= Source material =
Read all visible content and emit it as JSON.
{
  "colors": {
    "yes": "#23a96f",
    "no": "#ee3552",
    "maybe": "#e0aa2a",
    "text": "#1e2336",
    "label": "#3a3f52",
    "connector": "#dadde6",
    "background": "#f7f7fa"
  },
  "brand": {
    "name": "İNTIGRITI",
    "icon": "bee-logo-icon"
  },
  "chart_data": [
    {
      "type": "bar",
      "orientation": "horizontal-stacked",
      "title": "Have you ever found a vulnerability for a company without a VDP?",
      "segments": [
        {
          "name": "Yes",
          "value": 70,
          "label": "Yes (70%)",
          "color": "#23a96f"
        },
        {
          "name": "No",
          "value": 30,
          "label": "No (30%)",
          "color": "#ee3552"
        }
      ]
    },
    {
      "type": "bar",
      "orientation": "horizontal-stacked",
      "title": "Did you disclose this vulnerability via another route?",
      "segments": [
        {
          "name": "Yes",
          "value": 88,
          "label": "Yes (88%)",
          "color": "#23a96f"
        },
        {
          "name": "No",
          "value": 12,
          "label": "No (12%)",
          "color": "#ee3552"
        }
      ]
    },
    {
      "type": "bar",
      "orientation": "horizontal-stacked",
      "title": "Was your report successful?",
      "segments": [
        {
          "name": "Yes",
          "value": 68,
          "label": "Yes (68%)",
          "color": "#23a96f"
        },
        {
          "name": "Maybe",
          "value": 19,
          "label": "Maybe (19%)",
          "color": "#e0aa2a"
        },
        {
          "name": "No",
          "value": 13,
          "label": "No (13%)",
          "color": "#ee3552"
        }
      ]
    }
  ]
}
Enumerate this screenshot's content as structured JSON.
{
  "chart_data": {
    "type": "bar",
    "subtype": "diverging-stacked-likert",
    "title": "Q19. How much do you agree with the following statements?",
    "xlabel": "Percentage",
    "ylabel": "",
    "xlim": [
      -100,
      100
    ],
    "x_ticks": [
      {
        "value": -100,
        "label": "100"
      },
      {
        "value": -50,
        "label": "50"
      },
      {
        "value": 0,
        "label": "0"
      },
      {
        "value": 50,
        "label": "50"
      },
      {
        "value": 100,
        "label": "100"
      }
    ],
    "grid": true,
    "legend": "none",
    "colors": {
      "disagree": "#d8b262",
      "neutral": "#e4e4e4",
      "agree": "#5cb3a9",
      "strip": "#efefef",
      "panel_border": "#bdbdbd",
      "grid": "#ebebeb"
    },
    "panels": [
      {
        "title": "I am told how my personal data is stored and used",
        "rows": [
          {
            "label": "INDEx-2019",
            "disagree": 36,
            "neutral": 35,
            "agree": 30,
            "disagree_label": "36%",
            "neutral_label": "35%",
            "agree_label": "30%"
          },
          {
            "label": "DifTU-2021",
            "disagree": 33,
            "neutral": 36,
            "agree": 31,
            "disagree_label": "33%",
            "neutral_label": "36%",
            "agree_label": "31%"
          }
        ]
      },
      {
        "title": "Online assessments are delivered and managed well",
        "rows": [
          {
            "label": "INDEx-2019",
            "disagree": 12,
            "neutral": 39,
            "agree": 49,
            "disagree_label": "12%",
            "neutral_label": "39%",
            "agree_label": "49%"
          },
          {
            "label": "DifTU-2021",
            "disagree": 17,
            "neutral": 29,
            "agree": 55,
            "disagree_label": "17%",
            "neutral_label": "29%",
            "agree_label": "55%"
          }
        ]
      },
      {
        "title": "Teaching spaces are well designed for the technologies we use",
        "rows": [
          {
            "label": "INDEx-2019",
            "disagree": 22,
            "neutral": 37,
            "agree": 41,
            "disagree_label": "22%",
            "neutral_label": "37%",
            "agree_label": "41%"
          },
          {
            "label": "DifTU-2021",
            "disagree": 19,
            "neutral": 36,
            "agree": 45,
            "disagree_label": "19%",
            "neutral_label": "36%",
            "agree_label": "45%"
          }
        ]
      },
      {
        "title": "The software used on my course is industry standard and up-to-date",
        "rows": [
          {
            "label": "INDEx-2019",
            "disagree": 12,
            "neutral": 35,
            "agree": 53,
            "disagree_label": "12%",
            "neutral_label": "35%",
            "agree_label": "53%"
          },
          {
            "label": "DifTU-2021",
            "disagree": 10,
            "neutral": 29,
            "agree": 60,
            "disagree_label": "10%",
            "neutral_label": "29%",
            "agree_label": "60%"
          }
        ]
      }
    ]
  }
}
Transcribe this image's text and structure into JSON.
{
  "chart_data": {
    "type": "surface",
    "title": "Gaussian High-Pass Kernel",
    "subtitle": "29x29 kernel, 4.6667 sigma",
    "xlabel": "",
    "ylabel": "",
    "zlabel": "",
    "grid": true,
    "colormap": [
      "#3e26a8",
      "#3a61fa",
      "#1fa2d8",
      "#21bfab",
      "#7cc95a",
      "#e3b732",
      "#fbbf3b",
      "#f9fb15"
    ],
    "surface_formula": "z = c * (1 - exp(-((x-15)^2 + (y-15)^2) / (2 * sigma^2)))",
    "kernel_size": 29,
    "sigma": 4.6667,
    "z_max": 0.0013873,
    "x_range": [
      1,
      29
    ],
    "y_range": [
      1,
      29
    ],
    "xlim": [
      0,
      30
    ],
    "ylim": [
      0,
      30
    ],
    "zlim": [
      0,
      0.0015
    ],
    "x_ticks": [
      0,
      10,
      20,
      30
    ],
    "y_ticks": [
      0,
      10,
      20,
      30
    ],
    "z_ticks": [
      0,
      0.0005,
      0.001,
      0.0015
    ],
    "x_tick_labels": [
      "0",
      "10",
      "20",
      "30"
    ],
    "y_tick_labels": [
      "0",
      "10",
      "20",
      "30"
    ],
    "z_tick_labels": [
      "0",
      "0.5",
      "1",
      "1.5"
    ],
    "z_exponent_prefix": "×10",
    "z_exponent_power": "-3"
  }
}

= What you should do =
Restate each of the entries above verbatim.

= Written answer =
Read all visible content and emit it as JSON.
{
  "colors": {
    "yes": "#23a96f",
    "no": "#ee3552",
    "maybe": "#e0aa2a",
    "text": "#1e2336",
    "label": "#3a3f52",
    "connector": "#dadde6",
    "background": "#f7f7fa"
  },
  "brand": {
    "name": "İNTIGRITI",
    "icon": "bee-logo-icon"
  },
  "chart_data": [
    {
      "type": "bar",
      "orientation": "horizontal-stacked",
      "title": "Have you ever found a vulnerability for a company without a VDP?",
      "segments": [
        {
          "name": "Yes",
          "value": 70,
          "label": "Yes (70%)",
          "color": "#23a96f"
        },
        {
          "name": "No",
          "value": 30,
          "label": "No (30%)",
          "color": "#ee3552"
        }
      ]
    },
    {
      "type": "bar",
      "orientation": "horizontal-stacked",
      "title": "Did you disclose this vulnerability via another route?",
      "segments": [
        {
          "name": "Yes",
          "value": 88,
          "label": "Yes (88%)",
          "color": "#23a96f"
        },
        {
          "name": "No",
          "value": 12,
          "label": "No (12%)",
          "color": "#ee3552"
        }
      ]
    },
    {
      "type": "bar",
      "orientation": "horizontal-stacked",
      "title": "Was your report successful?",
      "segments": [
        {
          "name": "Yes",
          "value": 68,
          "label": "Yes (68%)",
          "color": "#23a96f"
        },
        {
          "name": "Maybe",
          "value": 19,
          "label": "Maybe (19%)",
          "color": "#e0aa2a"
        },
        {
          "name": "No",
          "value": 13,
          "label": "No (13%)",
          "color": "#ee3552"
        }
      ]
    }
  ]
}
Enumerate this screenshot's content as structured JSON.
{
  "chart_data": {
    "type": "bar",
    "subtype": "diverging-stacked-likert",
    "title": "Q19. How much do you agree with the following statements?",
    "xlabel": "Percentage",
    "ylabel": "",
    "xlim": [
      -100,
      100
    ],
    "x_ticks": [
      {
        "value": -100,
        "label": "100"
      },
      {
        "value": -50,
        "label": "50"
      },
      {
        "value": 0,
        "label": "0"
      },
      {
        "value": 50,
        "label": "50"
      },
      {
        "value": 100,
        "label": "100"
      }
    ],
    "grid": true,
    "legend": "none",
    "colors": {
      "disagree": "#d8b262",
      "neutral": "#e4e4e4",
      "agree": "#5cb3a9",
      "strip": "#efefef",
      "panel_border": "#bdbdbd",
      "grid": "#ebebeb"
    },
    "panels": [
      {
        "title": "I am told how my personal data is stored and used",
        "rows": [
          {
            "label": "INDEx-2019",
            "disagree": 36,
            "neutral": 35,
            "agree": 30,
            "disagree_label": "36%",
            "neutral_label": "35%",
            "agree_label": "30%"
          },
          {
            "label": "DifTU-2021",
            "disagree": 33,
            "neutral": 36,
            "agree": 31,
            "disagree_label": "33%",
            "neutral_label": "36%",
            "agree_label": "31%"
          }
        ]
      },
      {
        "title": "Online assessments are delivered and managed well",
        "rows": [
          {
            "label": "INDEx-2019",
            "disagree": 12,
            "neutral": 39,
            "agree": 49,
            "disagree_label": "12%",
            "neutral_label": "39%",
            "agree_label": "49%"
          },
          {
            "label": "DifTU-2021",
            "disagree": 17,
            "neutral": 29,
            "agree": 55,
            "disagree_label": "17%",
            "neutral_label": "29%",
            "agree_label": "55%"
          }
        ]
      },
      {
        "title": "Teaching spaces are well designed for the technologies we use",
        "rows": [
          {
            "label": "INDEx-2019",
            "disagree": 22,
            "neutral": 37,
            "agree": 41,
            "disagree_label": "22%",
            "neutral_label": "37%",
            "agree_label": "41%"
          },
          {
            "label": "DifTU-2021",
            "disagree": 19,
            "neutral": 36,
            "agree": 45,
            "disagree_label": "19%",
            "neutral_label": "36%",
            "agree_label": "45%"
          }
        ]
      },
      {
        "title": "The software used on my course is industry standard and up-to-date",
        "rows": [
          {
            "label": "INDEx-2019",
            "disagree": 12,
            "neutral": 35,
            "agree": 53,
            "disagree_label": "12%",
            "neutral_label": "35%",
            "agree_label": "53%"
          },
          {
            "label": "DifTU-2021",
            "disagree": 10,
            "neutral": 29,
            "agree": 60,
            "disagree_label": "10%",
            "neutral_label": "29%",
            "agree_label": "60%"
          }
        ]
      }
    ]
  }
}
Transcribe this image's text and structure into JSON.
{
  "chart_data": {
    "type": "surface",
    "title": "Gaussian High-Pass Kernel",
    "subtitle": "29x29 kernel, 4.6667 sigma",
    "xlabel": "",
    "ylabel": "",
    "zlabel": "",
    "grid": true,
    "colormap": [
      "#3e26a8",
      "#3a61fa",
      "#1fa2d8",
      "#21bfab",
      "#7cc95a",
      "#e3b732",
      "#fbbf3b",
      "#f9fb15"
    ],
    "surface_formula": "z = c * (1 - exp(-((x-15)^2 + (y-15)^2) / (2 * sigma^2)))",
    "kernel_size": 29,
    "sigma": 4.6667,
    "z_max": 0.0013873,
    "x_range": [
      1,
      29
    ],
    "y_range": [
      1,
      29
    ],
    "xlim": [
      0,
      30
    ],
    "ylim": [
      0,
      30
    ],
    "zlim": [
      0,
      0.0015
    ],
    "x_ticks": [
      0,
      10,
      20,
      30
    ],
    "y_ticks": [
      0,
      10,
      20,
      30
    ],
    "z_ticks": [
      0,
      0.0005,
      0.001,
      0.0015
    ],
    "x_tick_labels": [
      "0",
      "10",
      "20",
      "30"
    ],
    "y_tick_labels": [
      "0",
      "10",
      "20",
      "30"
    ],
    "z_tick_labels": [
      "0",
      "0.5",
      "1",
      "1.5"
    ],
    "z_exponent_prefix": "×10",
    "z_exponent_power": "-3"
  }
}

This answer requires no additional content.